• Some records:
:::
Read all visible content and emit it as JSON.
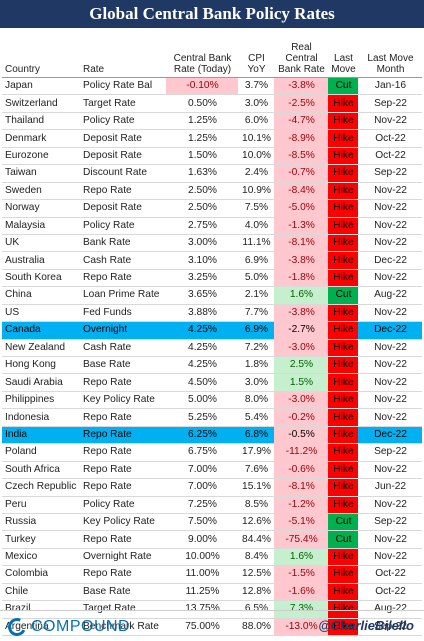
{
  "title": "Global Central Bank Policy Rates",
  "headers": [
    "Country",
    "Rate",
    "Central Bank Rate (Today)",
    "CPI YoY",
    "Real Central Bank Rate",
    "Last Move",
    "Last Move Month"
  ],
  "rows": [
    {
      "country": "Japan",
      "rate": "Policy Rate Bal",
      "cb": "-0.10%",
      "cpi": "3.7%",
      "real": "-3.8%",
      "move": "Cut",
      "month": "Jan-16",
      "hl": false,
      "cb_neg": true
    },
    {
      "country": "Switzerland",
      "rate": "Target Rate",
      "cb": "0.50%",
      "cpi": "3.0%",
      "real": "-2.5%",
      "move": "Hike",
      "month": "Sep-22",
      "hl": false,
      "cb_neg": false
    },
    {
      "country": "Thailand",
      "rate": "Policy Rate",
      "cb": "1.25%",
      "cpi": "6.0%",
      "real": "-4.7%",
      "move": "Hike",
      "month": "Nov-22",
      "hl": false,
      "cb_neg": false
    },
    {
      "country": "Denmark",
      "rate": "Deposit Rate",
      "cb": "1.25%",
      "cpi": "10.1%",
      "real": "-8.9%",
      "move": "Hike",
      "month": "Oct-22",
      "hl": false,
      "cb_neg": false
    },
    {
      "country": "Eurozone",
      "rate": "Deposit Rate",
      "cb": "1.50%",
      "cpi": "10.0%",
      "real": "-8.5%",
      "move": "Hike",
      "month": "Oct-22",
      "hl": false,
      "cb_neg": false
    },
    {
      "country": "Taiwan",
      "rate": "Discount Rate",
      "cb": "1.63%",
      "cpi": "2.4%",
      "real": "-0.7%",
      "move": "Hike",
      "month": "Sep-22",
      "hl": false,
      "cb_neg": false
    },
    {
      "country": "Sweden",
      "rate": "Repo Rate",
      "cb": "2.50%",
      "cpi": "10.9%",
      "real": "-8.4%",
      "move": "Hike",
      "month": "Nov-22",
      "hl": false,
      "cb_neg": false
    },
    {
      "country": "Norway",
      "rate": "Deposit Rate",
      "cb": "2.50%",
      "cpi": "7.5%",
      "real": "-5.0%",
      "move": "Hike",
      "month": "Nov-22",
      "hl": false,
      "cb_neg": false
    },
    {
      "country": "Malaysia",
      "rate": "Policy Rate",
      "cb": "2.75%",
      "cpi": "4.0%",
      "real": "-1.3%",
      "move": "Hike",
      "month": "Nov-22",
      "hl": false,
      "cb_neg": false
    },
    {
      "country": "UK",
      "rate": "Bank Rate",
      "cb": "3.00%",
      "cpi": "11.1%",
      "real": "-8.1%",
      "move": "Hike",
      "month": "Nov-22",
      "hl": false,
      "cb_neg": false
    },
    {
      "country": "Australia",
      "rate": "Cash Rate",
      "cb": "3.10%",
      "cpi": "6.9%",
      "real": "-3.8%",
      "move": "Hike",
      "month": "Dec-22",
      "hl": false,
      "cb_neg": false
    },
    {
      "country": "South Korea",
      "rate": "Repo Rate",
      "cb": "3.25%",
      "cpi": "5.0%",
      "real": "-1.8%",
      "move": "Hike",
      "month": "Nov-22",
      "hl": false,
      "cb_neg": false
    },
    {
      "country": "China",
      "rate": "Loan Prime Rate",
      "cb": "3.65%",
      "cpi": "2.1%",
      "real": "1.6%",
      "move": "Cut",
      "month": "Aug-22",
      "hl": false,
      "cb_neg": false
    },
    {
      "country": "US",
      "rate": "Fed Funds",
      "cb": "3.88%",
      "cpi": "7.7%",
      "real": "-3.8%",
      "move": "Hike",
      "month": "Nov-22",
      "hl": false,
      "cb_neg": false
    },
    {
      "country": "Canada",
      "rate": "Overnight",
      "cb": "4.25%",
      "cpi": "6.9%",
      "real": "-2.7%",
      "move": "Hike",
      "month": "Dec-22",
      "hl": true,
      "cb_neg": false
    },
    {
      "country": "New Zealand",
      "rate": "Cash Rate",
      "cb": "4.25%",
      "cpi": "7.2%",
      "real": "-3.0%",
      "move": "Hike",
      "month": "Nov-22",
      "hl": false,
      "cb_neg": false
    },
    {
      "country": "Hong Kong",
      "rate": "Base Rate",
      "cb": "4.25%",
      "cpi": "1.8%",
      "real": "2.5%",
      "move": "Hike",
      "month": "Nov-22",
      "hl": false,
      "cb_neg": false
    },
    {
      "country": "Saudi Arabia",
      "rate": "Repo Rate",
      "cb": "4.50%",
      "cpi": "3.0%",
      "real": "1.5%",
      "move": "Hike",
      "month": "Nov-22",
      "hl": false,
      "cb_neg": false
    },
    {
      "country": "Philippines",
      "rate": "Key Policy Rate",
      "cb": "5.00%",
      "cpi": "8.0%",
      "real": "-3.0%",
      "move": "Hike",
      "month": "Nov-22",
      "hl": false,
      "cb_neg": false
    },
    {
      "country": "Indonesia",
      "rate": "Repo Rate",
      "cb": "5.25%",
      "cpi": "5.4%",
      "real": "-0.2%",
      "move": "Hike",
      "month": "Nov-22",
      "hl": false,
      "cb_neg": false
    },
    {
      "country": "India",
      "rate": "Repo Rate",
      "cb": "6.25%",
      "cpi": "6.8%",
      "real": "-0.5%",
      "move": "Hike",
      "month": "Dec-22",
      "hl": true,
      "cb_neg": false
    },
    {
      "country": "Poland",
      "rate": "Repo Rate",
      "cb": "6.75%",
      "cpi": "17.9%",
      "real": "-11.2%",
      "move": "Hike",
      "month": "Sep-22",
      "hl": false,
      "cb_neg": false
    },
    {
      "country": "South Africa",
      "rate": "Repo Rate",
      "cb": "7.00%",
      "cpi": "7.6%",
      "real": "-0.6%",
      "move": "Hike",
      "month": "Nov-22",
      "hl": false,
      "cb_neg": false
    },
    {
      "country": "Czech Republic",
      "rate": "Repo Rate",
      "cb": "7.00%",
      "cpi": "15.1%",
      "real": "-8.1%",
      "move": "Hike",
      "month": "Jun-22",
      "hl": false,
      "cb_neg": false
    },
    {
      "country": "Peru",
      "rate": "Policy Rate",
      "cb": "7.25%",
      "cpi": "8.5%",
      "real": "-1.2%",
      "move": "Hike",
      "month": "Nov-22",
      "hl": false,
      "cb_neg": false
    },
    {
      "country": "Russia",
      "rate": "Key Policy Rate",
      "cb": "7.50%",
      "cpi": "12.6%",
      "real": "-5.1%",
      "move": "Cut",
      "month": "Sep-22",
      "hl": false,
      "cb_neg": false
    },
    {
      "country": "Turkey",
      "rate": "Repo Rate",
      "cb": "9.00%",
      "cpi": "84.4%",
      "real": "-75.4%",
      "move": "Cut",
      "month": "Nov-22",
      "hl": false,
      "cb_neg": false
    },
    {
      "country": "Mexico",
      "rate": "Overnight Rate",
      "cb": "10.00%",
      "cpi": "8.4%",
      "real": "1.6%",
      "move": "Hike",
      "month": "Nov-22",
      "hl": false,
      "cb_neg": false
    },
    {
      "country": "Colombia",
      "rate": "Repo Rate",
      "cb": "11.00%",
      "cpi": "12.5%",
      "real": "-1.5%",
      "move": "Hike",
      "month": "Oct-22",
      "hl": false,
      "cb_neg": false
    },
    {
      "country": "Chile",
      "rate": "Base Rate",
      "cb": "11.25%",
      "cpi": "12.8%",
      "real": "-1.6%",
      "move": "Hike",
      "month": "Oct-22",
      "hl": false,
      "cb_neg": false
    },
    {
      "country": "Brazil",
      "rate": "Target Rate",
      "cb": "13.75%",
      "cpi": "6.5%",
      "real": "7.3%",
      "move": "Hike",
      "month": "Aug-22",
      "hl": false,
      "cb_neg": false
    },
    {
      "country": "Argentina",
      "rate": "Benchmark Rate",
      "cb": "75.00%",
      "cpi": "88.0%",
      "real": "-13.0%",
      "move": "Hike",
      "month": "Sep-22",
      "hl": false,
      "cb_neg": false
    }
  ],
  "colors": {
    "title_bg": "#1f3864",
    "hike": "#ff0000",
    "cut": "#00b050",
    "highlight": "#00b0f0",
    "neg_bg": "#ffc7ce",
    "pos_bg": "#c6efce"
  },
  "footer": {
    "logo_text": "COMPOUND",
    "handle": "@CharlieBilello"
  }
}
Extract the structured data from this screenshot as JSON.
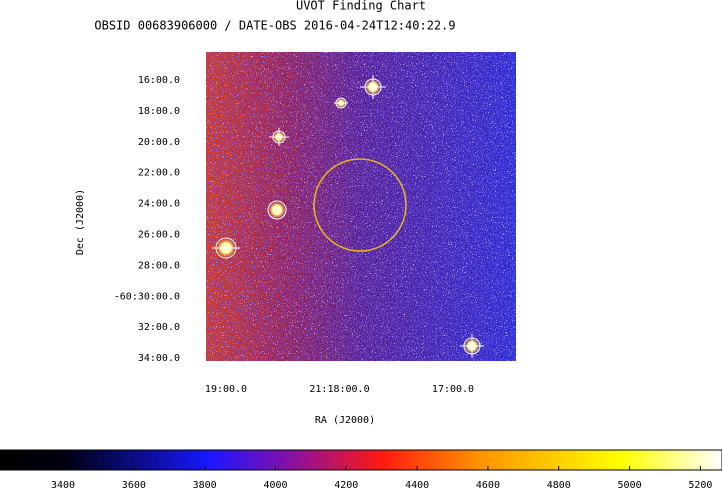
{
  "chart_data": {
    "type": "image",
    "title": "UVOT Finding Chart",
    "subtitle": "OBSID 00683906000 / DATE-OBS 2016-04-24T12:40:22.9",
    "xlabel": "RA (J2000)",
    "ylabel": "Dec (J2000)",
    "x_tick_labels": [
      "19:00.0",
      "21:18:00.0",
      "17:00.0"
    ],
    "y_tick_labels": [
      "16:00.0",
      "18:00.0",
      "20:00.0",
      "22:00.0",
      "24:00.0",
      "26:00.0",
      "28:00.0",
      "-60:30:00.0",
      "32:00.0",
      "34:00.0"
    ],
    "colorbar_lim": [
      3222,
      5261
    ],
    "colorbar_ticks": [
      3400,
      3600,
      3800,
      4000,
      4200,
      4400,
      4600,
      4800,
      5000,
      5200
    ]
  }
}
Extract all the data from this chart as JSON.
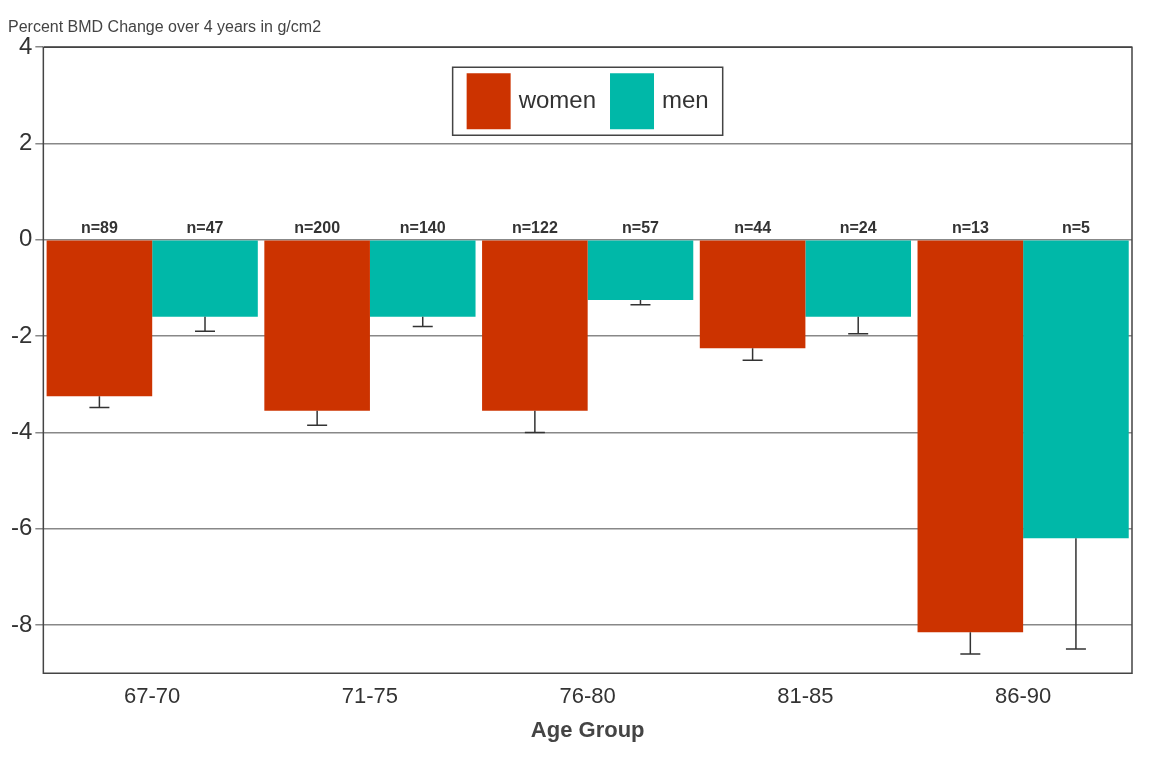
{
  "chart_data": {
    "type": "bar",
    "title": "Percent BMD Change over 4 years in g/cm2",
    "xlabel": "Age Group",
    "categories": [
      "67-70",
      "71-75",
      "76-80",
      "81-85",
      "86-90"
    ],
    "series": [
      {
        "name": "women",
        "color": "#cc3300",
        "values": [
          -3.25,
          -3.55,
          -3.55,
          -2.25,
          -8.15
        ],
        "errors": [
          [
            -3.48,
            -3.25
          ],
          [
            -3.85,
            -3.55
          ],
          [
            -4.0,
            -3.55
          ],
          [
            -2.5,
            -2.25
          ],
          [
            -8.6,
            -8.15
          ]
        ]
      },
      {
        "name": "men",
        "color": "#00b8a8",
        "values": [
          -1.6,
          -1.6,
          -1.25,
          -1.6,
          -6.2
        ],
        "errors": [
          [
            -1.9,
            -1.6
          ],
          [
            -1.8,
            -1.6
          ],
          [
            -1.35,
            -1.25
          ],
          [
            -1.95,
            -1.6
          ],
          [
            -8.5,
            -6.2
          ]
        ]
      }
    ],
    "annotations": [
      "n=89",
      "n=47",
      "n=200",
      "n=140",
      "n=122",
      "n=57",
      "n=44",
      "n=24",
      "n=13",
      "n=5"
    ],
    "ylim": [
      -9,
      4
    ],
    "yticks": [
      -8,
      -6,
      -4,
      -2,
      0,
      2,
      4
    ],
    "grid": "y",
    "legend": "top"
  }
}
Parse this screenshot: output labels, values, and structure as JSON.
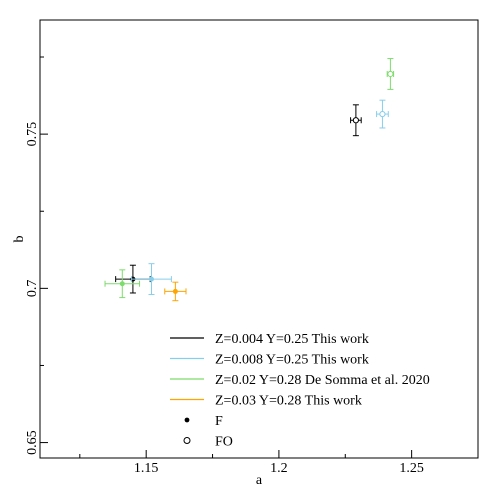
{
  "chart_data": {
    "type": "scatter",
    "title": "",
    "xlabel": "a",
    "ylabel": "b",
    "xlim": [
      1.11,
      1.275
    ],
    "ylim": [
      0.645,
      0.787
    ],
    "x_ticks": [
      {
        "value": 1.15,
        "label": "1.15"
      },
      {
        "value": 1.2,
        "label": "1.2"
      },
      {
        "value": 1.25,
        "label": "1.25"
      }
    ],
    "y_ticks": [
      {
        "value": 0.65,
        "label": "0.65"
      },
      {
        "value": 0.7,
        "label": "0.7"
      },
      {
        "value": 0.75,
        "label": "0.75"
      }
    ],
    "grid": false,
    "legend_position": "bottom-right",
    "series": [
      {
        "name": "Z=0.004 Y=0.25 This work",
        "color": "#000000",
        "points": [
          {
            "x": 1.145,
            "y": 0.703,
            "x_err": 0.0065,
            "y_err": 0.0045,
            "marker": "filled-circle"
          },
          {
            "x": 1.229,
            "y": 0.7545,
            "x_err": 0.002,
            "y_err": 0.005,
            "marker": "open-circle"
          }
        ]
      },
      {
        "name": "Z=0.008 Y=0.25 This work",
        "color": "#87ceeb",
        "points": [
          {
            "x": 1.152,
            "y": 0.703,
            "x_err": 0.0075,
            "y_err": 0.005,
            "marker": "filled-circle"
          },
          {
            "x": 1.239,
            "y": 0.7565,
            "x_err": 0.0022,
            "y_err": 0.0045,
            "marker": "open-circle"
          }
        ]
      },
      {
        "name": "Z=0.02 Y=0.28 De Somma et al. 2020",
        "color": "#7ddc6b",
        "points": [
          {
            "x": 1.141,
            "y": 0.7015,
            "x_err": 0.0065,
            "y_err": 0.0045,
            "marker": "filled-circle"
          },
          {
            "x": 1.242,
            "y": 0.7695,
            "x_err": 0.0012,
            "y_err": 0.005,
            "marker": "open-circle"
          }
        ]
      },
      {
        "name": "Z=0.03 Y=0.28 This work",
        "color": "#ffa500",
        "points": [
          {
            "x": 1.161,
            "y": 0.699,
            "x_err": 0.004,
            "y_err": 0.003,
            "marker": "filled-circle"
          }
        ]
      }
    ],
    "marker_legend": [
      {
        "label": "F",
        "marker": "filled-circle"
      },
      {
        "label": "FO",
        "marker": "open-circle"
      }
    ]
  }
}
:::
Look through the data and show every line containing "name".

• Answer for this exercise:
        "name": "women",
        "name": "men",
        "name": "Z=0.004 Y=0.25 This work",
        "name": "Z=0.008 Y=0.25 This work",
        "name": "Z=0.02 Y=0.28 De Somma et al. 2020",
        "name": "Z=0.03 Y=0.28 This work",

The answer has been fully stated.